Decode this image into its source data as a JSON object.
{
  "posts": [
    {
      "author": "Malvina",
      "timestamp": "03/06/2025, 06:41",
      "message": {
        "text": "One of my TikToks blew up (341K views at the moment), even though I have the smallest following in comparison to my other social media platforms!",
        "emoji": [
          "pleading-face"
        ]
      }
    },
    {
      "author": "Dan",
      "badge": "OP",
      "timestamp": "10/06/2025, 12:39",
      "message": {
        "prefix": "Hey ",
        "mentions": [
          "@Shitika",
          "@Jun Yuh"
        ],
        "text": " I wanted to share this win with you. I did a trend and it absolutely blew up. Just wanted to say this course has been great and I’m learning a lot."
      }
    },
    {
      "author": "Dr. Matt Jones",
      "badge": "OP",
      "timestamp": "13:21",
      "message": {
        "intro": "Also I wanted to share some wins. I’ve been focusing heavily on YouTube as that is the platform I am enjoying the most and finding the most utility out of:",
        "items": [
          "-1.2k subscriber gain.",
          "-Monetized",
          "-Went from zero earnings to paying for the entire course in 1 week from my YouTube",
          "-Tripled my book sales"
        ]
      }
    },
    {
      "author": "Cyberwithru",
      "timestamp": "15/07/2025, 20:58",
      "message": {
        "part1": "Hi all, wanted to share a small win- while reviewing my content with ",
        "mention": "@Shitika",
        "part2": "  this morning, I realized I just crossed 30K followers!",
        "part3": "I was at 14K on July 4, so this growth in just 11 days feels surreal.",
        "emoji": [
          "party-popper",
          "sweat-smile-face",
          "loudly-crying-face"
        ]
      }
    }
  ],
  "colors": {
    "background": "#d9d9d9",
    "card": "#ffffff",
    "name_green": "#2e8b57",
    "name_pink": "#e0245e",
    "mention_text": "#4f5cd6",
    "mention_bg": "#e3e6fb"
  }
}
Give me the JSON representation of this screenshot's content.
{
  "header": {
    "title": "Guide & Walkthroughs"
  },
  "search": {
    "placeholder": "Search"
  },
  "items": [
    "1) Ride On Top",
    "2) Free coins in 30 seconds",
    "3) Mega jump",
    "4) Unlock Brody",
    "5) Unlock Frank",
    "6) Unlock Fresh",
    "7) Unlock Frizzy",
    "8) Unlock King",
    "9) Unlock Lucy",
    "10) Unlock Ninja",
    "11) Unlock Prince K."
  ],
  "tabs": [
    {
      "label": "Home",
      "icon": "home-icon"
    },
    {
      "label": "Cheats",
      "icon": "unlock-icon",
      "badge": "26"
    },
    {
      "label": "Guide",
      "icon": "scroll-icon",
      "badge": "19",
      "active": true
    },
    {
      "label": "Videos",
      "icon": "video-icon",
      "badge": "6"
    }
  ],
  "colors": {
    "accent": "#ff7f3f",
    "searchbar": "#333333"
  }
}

*Task directions:*
Extract the listing in its entirety and repeat it exactly.

*Result of the exercise:*
Decode this image into its source data as a JSON object.
{
  "posts": [
    {
      "author": "Malvina",
      "timestamp": "03/06/2025, 06:41",
      "message": {
        "text": "One of my TikToks blew up (341K views at the moment), even though I have the smallest following in comparison to my other social media platforms!",
        "emoji": [
          "pleading-face"
        ]
      }
    },
    {
      "author": "Dan",
      "badge": "OP",
      "timestamp": "10/06/2025, 12:39",
      "message": {
        "prefix": "Hey ",
        "mentions": [
          "@Shitika",
          "@Jun Yuh"
        ],
        "text": " I wanted to share this win with you. I did a trend and it absolutely blew up. Just wanted to say this course has been great and I’m learning a lot."
      }
    },
    {
      "author": "Dr. Matt Jones",
      "badge": "OP",
      "timestamp": "13:21",
      "message": {
        "intro": "Also I wanted to share some wins. I’ve been focusing heavily on YouTube as that is the platform I am enjoying the most and finding the most utility out of:",
        "items": [
          "-1.2k subscriber gain.",
          "-Monetized",
          "-Went from zero earnings to paying for the entire course in 1 week from my YouTube",
          "-Tripled my book sales"
        ]
      }
    },
    {
      "author": "Cyberwithru",
      "timestamp": "15/07/2025, 20:58",
      "message": {
        "part1": "Hi all, wanted to share a small win- while reviewing my content with ",
        "mention": "@Shitika",
        "part2": "  this morning, I realized I just crossed 30K followers!",
        "part3": "I was at 14K on July 4, so this growth in just 11 days feels surreal.",
        "emoji": [
          "party-popper",
          "sweat-smile-face",
          "loudly-crying-face"
        ]
      }
    }
  ],
  "colors": {
    "background": "#d9d9d9",
    "card": "#ffffff",
    "name_green": "#2e8b57",
    "name_pink": "#e0245e",
    "mention_text": "#4f5cd6",
    "mention_bg": "#e3e6fb"
  }
}
Give me the JSON representation of this screenshot's content.
{
  "header": {
    "title": "Guide & Walkthroughs"
  },
  "search": {
    "placeholder": "Search"
  },
  "items": [
    "1) Ride On Top",
    "2) Free coins in 30 seconds",
    "3) Mega jump",
    "4) Unlock Brody",
    "5) Unlock Frank",
    "6) Unlock Fresh",
    "7) Unlock Frizzy",
    "8) Unlock King",
    "9) Unlock Lucy",
    "10) Unlock Ninja",
    "11) Unlock Prince K."
  ],
  "tabs": [
    {
      "label": "Home",
      "icon": "home-icon"
    },
    {
      "label": "Cheats",
      "icon": "unlock-icon",
      "badge": "26"
    },
    {
      "label": "Guide",
      "icon": "scroll-icon",
      "badge": "19",
      "active": true
    },
    {
      "label": "Videos",
      "icon": "video-icon",
      "badge": "6"
    }
  ],
  "colors": {
    "accent": "#ff7f3f",
    "searchbar": "#333333"
  }
}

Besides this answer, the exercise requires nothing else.